## WHAT TO DO
Return the listing below exactly, with the pictures dropped.
start RECORDED DATA
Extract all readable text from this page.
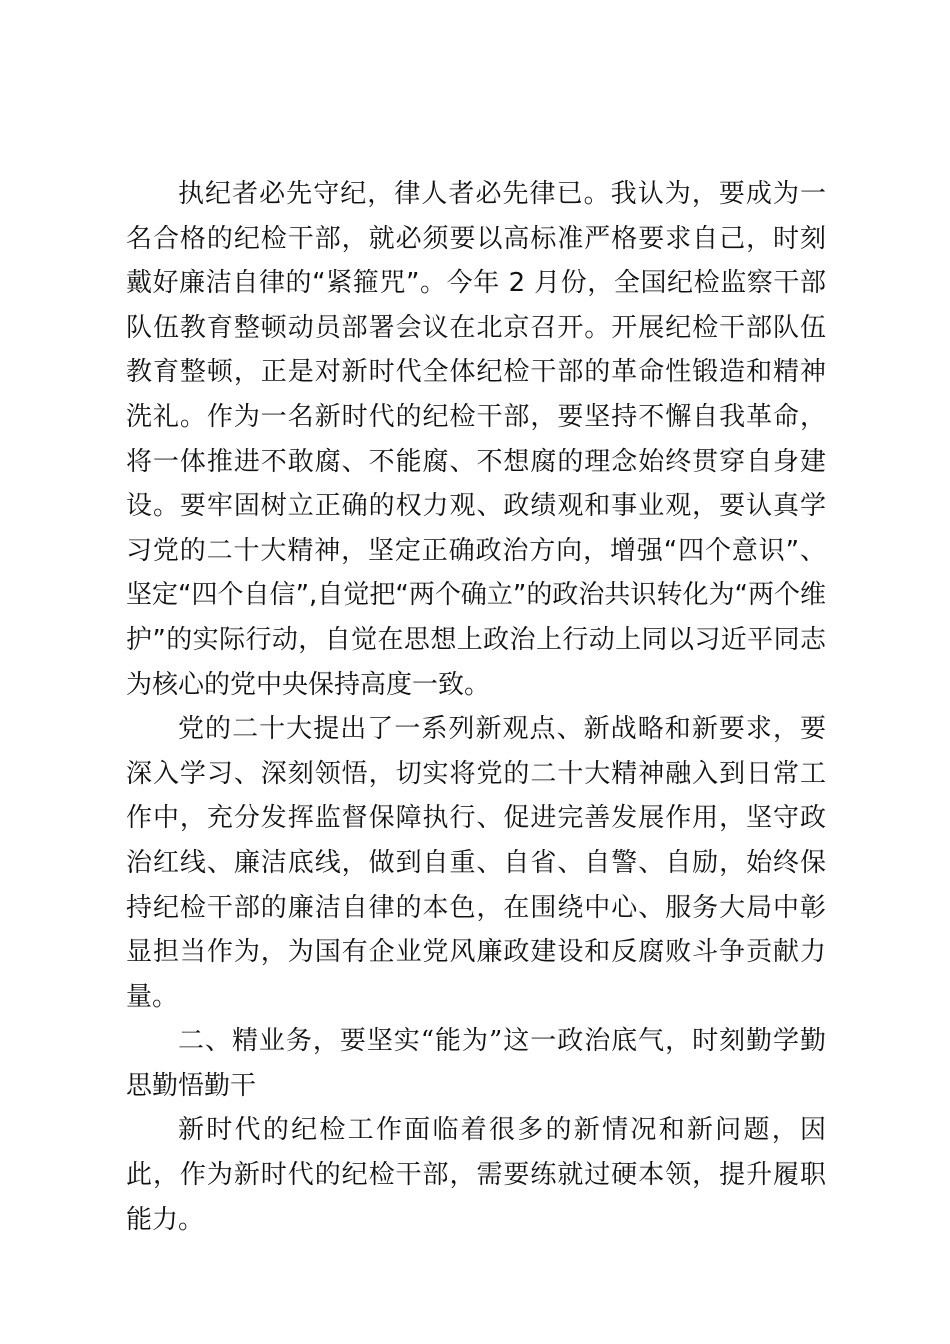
执纪者必先守纪，律人者必先律已。我认为，要成为一名合格的纪检干部，就必须要以高标准严格要求自己，时刻戴好廉洁自律的“紧箍咒”。今年 2 月份，全国纪检监察干部队伍教育整顿动员部署会议在北京召开。开展纪检干部队伍教育整顿，正是对新时代全体纪检干部的革命性锻造和精神洗礼。作为一名新时代的纪检干部，要坚持不懈自我革命，将一体推进不敢腐、不能腐、不想腐的理念始终贯穿自身建设。要牢固树立正确的权力观、政绩观和事业观，要认真学习党的二十大精神，坚定正确政治方向，增强“四个意识”、坚定“四个自信”,自觉把“两个确立”的政治共识转化为“两个维护”的实际行动，自觉在思想上政治上行动上同以习近平同志为核心的党中央保持高度一致。

党的二十大提出了一系列新观点、新战略和新要求，要深入学习、深刻领悟，切实将党的二十大精神融入到日常工作中，充分发挥监督保障执行、促进完善发展作用，坚守政治红线、廉洁底线，做到自重、自省、自警、自励，始终保持纪检干部的廉洁自律的本色，在围绕中心、服务大局中彰显担当作为，为国有企业党风廉政建设和反腐败斗争贡献力量。

二、精业务，要坚实“能为”这一政治底气，时刻勤学勤思勤悟勤干

新时代的纪检工作面临着很多的新情况和新问题，因此，作为新时代的纪检干部，需要练就过硬本领，提升履职能力。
end RECORDED DATA
## RESPONSE
Extract all readable text from this page.
执纪者必先守纪，律人者必先律已。我认为，要成为一名合格的纪检干部，就必须要以高标准严格要求自己，时刻戴好廉洁自律的“紧箍咒”。今年 2 月份，全国纪检监察干部队伍教育整顿动员部署会议在北京召开。开展纪检干部队伍教育整顿，正是对新时代全体纪检干部的革命性锻造和精神洗礼。作为一名新时代的纪检干部，要坚持不懈自我革命，将一体推进不敢腐、不能腐、不想腐的理念始终贯穿自身建设。要牢固树立正确的权力观、政绩观和事业观，要认真学习党的二十大精神，坚定正确政治方向，增强“四个意识”、坚定“四个自信”,自觉把“两个确立”的政治共识转化为“两个维护”的实际行动，自觉在思想上政治上行动上同以习近平同志为核心的党中央保持高度一致。

党的二十大提出了一系列新观点、新战略和新要求，要深入学习、深刻领悟，切实将党的二十大精神融入到日常工作中，充分发挥监督保障执行、促进完善发展作用，坚守政治红线、廉洁底线，做到自重、自省、自警、自励，始终保持纪检干部的廉洁自律的本色，在围绕中心、服务大局中彰显担当作为，为国有企业党风廉政建设和反腐败斗争贡献力量。

二、精业务，要坚实“能为”这一政治底气，时刻勤学勤思勤悟勤干

新时代的纪检工作面临着很多的新情况和新问题，因此，作为新时代的纪检干部，需要练就过硬本领，提升履职能力。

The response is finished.